*Texte fourni*
'''
Donc, selon ce modèle, l’enseignant est appelé à organiser l’espace de la classe, à gérer le temps (horaire, temps alloué au programme scolaire), à organiser et à permettre aux élèves l’accès aux ressources et aux équipements. Il s’ajuste également selon les politiques et les routines de la classe, les exigences du programme scolaire et toute autre politique institutionnelle.

Les scènes scolaires de Bucheton (2009)

Nous avons précisé que les pratiques de soutien s’inscrivent dans un travail d’ajustement. La prise en compte de la diversité en classe se traduit entre autres par un ajustement du travail des enseignants en classe. Il s’agit de repenser les processus d’enseignement et les pratiques enseignantes et de les ajuster continuellement selon le contexte de la classe (Tomlinson, 2004; Tomlinson et Imbeau, 2011). Bucheton (2009) précise que cet ajustement est d’autant plus complexe que c’est un co-ajustement avec l’agir de chaque élève lui-même en train de s’ajuster tant à l’agir de l’enseignant qu’à celui de ses pairs. L’auteure relie les ajustements et les co-ajustements dans le contexte réel de la classe avec plusieurs scènes scolaires. Les différentes scènes nous donnent une idée sur la manière d’organiser les activités en classe pour gérer l’ensemble des élèves, tout en misant sur la particularité des besoins individuels de chacun d’eux sans négliger le reste de la classe. Selon l’auteure, la visée de ces différentes scènes est le soutien ou l’étayage dans un groupe.

1) La « scène duale » qui consiste à travailler individuellement avec l’élève à son bureau ou au bureau de l’enseignant, à voix plus ou moins basse.

2) La « scène collective » est considérée par l’auteure comme la plus fréquente en classe. L’enseignant adresse ses explications à toute la classe.

3) Les « scènes de groupe » consistent, selon l’auteure, à ce que l’enseignant circule entre les divers groupes en classe pour vérifier le progrès du travail. Il se peut qu’il offre un soutien sur place selon son analyse de la situation. Il se peut aussi qu’il revienne à la scène collective.

4) « L’atelier », dans le modèle de l’auteure, consiste à ce que l’enseignant soit assis à une table qui regroupe quatre à dix élèves et les fait travailler en s’ajustant selon chaque élève. En plus, il suscite des collaborations entre les élèves du groupe pour réussir la tâche commune. Pendant ce temps, le reste de la classe travaille de façon autonome.

5) Les « scènes privées ». En travaillant sur les deux autres scènes, l’enseignante maintient son regard sur les autres élèves de la classe qui travaillent silencieusement.
'''
*Données fournies*
'''
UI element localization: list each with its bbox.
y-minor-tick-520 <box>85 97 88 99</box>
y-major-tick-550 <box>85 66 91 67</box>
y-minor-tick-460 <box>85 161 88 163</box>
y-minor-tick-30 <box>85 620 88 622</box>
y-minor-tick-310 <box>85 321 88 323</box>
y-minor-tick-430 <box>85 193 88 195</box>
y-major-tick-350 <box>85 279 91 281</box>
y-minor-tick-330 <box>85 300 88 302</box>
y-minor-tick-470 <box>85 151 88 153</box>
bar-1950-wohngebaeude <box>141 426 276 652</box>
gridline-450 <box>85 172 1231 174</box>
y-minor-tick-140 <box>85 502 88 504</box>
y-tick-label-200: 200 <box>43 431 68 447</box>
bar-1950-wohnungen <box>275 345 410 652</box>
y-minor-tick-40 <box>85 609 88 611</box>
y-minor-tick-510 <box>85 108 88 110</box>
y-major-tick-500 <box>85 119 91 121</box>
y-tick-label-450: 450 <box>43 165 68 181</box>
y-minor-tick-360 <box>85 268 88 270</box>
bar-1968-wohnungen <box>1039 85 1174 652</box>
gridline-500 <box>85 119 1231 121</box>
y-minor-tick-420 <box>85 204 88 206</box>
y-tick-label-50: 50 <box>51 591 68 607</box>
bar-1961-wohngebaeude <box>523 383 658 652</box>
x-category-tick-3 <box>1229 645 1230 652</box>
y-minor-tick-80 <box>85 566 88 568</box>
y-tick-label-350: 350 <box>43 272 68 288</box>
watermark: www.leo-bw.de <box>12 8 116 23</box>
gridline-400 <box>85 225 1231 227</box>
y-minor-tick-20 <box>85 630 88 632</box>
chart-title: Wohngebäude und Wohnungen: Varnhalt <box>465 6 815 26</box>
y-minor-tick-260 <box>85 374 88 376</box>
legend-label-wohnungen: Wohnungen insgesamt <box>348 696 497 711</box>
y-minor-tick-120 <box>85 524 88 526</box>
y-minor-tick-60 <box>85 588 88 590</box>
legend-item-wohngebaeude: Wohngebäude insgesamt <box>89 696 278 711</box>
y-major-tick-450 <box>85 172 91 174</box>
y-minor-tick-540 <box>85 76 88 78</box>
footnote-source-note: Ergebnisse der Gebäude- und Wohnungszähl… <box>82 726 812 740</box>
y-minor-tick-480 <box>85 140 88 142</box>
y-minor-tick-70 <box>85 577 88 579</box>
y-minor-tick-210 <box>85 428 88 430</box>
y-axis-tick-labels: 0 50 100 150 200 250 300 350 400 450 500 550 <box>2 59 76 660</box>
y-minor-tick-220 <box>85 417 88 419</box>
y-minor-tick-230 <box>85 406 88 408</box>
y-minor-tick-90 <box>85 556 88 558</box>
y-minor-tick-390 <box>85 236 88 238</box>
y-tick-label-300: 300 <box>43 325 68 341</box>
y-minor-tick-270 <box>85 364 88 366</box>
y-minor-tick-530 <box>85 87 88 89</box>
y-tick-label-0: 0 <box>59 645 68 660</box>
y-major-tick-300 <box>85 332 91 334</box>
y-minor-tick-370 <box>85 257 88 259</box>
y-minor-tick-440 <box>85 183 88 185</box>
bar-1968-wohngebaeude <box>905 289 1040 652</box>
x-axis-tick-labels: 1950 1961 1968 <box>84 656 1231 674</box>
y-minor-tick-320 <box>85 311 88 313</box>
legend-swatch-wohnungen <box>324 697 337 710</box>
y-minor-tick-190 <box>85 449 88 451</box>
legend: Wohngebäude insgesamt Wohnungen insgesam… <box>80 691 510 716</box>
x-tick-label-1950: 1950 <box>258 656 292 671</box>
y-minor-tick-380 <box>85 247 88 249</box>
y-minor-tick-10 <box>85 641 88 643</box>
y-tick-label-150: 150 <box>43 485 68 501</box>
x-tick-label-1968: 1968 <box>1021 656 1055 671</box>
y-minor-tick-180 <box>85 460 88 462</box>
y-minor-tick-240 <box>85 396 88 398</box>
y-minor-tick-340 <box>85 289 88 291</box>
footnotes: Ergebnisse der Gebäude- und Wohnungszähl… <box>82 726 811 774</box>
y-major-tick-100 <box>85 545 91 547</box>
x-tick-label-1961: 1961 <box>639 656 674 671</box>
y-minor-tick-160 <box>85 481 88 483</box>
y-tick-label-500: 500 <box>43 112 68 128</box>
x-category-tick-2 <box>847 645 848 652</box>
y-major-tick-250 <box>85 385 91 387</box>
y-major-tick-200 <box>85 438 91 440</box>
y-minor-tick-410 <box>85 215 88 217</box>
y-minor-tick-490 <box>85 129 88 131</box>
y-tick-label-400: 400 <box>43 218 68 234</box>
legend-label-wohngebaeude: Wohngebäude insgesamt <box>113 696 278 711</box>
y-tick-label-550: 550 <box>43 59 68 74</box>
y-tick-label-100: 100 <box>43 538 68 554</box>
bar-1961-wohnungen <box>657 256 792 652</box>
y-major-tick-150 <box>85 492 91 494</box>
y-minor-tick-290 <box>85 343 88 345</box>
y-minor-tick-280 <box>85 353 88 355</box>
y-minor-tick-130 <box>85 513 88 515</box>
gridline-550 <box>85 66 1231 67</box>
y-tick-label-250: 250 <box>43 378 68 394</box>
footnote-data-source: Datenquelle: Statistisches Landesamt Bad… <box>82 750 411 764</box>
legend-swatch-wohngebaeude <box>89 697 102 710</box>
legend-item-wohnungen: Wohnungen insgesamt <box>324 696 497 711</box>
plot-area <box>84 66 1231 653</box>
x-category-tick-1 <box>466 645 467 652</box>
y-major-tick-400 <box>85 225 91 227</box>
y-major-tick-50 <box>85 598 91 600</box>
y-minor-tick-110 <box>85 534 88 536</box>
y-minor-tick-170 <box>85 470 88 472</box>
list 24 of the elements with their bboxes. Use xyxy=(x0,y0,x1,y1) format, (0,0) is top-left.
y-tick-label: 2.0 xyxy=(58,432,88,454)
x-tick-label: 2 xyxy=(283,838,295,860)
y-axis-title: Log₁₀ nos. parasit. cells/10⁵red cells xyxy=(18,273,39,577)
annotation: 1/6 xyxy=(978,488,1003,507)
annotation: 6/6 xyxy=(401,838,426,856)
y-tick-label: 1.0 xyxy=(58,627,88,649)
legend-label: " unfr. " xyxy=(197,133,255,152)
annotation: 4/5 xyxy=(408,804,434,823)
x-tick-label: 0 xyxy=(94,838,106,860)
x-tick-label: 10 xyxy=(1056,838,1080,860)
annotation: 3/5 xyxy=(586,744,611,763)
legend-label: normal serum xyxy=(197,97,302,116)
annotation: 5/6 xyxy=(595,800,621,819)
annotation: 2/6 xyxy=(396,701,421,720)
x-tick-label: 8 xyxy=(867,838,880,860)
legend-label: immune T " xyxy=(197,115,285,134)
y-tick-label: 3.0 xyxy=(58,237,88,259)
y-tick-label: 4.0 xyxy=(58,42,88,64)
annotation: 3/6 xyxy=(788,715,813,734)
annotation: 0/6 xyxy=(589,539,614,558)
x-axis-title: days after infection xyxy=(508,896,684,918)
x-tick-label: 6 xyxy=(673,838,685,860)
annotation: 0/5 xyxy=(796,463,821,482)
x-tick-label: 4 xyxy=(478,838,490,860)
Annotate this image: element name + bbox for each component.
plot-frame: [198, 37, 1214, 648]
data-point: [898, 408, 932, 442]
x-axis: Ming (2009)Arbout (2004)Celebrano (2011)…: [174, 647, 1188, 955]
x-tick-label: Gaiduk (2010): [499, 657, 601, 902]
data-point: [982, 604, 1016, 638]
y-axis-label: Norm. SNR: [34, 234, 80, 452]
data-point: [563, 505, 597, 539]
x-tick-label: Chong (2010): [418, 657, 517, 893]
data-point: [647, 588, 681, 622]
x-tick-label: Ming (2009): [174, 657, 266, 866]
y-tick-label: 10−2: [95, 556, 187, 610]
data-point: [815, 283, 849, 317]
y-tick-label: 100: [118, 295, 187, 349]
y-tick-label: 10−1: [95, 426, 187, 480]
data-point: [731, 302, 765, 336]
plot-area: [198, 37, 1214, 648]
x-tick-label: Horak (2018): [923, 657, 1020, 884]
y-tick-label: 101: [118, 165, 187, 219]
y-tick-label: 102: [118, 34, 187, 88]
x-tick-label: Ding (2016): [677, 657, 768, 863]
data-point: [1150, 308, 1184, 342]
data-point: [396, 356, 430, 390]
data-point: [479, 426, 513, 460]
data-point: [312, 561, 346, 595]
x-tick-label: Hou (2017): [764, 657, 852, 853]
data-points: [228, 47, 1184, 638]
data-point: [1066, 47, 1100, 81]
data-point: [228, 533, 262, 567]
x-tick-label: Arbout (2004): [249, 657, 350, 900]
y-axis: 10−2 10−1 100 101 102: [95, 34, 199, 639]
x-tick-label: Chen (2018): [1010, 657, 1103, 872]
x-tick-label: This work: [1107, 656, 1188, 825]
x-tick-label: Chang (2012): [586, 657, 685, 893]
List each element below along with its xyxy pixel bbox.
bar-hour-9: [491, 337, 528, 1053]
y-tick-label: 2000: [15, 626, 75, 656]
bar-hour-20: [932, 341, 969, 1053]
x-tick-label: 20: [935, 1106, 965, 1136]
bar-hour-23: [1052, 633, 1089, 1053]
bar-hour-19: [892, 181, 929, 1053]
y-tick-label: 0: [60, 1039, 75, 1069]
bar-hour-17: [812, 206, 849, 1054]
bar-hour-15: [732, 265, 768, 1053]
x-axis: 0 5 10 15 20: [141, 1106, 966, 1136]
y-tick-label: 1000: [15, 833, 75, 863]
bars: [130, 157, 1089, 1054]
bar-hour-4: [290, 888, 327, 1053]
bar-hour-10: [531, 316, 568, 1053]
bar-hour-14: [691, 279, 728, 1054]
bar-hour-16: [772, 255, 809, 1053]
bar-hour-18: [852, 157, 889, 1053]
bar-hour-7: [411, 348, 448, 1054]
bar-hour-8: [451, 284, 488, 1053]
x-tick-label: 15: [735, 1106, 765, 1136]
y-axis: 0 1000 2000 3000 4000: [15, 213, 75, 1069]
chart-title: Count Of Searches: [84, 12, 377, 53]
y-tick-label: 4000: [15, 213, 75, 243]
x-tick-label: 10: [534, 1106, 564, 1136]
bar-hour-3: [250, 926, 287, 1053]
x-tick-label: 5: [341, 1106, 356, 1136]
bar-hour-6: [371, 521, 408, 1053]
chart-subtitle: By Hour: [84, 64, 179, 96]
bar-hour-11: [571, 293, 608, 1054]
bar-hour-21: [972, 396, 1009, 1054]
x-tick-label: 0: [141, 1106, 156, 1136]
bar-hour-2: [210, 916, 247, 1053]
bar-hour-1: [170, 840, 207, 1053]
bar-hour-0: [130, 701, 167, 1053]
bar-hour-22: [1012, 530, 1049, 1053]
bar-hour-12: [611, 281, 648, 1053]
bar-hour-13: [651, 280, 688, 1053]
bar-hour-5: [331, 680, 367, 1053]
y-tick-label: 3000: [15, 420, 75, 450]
'''
*Liste des tâches*
(1) Mettez à jour tout ce qui va de « Donc, selon ce » jusqu’à « autre politique institutionnelle. » dans le texte fourni, en remplaçant « équipements » par « outils ».
(2) Répondez aux questions suivantes d’après le texte fourni.
(a) Quelle scène l’auteure considère-t-elle comme la plus fréquente en classe ?
(b) Combien d’élèves la table de « l’atelier » regroupe-t-elle ?
(c) Comment travaille le reste de la classe pendant l’atelier ?
Les données forment un matériau à part, indépendant du texte fourni.

*Corrigé des tâches*
(1)
Donc, selon ce modèle, l’enseignant est appelé à organiser l’espace de la classe, à gérer le temps (horaire, temps alloué au programme scolaire), à organiser et à permettre aux élèves l’accès aux ressources et aux outils. Il s’ajuste également selon les politiques et les routines de la classe, les exigences du programme scolaire et toute autre politique institutionnelle.

(2)
(a) La « scène collective ».
(b) De quatre à dix élèves.
(c) De façon autonome.